§ **Task directions**: Copy each line below without leaving any out.

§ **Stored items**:
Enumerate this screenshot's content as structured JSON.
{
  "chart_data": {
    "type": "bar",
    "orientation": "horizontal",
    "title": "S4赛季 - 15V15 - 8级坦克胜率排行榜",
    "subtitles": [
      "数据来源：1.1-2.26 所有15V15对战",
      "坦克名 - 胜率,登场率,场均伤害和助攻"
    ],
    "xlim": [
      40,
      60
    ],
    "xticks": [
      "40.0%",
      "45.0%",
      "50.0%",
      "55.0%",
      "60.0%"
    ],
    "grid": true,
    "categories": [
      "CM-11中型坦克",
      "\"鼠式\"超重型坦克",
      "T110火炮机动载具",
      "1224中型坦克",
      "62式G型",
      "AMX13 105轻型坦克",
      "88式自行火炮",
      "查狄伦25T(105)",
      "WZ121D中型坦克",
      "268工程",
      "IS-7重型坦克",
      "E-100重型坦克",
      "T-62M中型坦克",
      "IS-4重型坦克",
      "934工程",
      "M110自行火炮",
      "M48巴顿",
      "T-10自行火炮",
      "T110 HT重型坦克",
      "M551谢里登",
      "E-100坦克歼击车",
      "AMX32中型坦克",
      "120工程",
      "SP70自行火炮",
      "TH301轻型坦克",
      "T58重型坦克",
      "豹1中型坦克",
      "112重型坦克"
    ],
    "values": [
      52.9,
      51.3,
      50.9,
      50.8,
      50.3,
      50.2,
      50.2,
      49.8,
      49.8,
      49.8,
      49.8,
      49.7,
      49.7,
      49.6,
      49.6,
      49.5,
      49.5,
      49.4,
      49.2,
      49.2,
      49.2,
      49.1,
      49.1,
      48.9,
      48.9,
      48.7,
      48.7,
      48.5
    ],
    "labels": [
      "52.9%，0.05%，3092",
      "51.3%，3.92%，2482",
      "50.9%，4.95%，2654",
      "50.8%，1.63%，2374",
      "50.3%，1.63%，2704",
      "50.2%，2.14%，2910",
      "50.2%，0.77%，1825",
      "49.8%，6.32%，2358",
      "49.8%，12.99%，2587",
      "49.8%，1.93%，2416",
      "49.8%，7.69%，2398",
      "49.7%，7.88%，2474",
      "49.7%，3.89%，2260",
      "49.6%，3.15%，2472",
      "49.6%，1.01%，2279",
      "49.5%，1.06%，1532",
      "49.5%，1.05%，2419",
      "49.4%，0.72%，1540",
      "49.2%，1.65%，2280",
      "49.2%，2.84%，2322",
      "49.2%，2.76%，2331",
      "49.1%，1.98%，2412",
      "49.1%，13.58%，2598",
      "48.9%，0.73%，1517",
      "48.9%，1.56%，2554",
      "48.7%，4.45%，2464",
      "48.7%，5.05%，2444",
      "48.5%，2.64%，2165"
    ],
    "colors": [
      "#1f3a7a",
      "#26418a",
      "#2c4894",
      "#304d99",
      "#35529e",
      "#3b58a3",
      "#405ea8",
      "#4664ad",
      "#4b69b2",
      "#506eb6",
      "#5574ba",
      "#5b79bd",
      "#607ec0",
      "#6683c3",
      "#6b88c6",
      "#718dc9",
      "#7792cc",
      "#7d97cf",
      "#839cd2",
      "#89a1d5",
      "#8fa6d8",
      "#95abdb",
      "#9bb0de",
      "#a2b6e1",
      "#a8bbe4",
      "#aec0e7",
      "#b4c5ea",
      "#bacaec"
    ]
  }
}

§ **Answer**:
Enumerate this screenshot's content as structured JSON.
{
  "chart_data": {
    "type": "bar",
    "orientation": "horizontal",
    "title": "S4赛季 - 15V15 - 8级坦克胜率排行榜",
    "subtitles": [
      "数据来源：1.1-2.26 所有15V15对战",
      "坦克名 - 胜率,登场率,场均伤害和助攻"
    ],
    "xlim": [
      40,
      60
    ],
    "xticks": [
      "40.0%",
      "45.0%",
      "50.0%",
      "55.0%",
      "60.0%"
    ],
    "grid": true,
    "categories": [
      "CM-11中型坦克",
      "\"鼠式\"超重型坦克",
      "T110火炮机动载具",
      "1224中型坦克",
      "62式G型",
      "AMX13 105轻型坦克",
      "88式自行火炮",
      "查狄伦25T(105)",
      "WZ121D中型坦克",
      "268工程",
      "IS-7重型坦克",
      "E-100重型坦克",
      "T-62M中型坦克",
      "IS-4重型坦克",
      "934工程",
      "M110自行火炮",
      "M48巴顿",
      "T-10自行火炮",
      "T110 HT重型坦克",
      "M551谢里登",
      "E-100坦克歼击车",
      "AMX32中型坦克",
      "120工程",
      "SP70自行火炮",
      "TH301轻型坦克",
      "T58重型坦克",
      "豹1中型坦克",
      "112重型坦克"
    ],
    "values": [
      52.9,
      51.3,
      50.9,
      50.8,
      50.3,
      50.2,
      50.2,
      49.8,
      49.8,
      49.8,
      49.8,
      49.7,
      49.7,
      49.6,
      49.6,
      49.5,
      49.5,
      49.4,
      49.2,
      49.2,
      49.2,
      49.1,
      49.1,
      48.9,
      48.9,
      48.7,
      48.7,
      48.5
    ],
    "labels": [
      "52.9%，0.05%，3092",
      "51.3%，3.92%，2482",
      "50.9%，4.95%，2654",
      "50.8%，1.63%，2374",
      "50.3%，1.63%，2704",
      "50.2%，2.14%，2910",
      "50.2%，0.77%，1825",
      "49.8%，6.32%，2358",
      "49.8%，12.99%，2587",
      "49.8%，1.93%，2416",
      "49.8%，7.69%，2398",
      "49.7%，7.88%，2474",
      "49.7%，3.89%，2260",
      "49.6%，3.15%，2472",
      "49.6%，1.01%，2279",
      "49.5%，1.06%，1532",
      "49.5%，1.05%，2419",
      "49.4%，0.72%，1540",
      "49.2%，1.65%，2280",
      "49.2%，2.84%，2322",
      "49.2%，2.76%，2331",
      "49.1%，1.98%，2412",
      "49.1%，13.58%，2598",
      "48.9%，0.73%，1517",
      "48.9%，1.56%，2554",
      "48.7%，4.45%，2464",
      "48.7%，5.05%，2444",
      "48.5%，2.64%，2165"
    ],
    "colors": [
      "#1f3a7a",
      "#26418a",
      "#2c4894",
      "#304d99",
      "#35529e",
      "#3b58a3",
      "#405ea8",
      "#4664ad",
      "#4b69b2",
      "#506eb6",
      "#5574ba",
      "#5b79bd",
      "#607ec0",
      "#6683c3",
      "#6b88c6",
      "#718dc9",
      "#7792cc",
      "#7d97cf",
      "#839cd2",
      "#89a1d5",
      "#8fa6d8",
      "#95abdb",
      "#9bb0de",
      "#a2b6e1",
      "#a8bbe4",
      "#aec0e7",
      "#b4c5ea",
      "#bacaec"
    ]
  }
}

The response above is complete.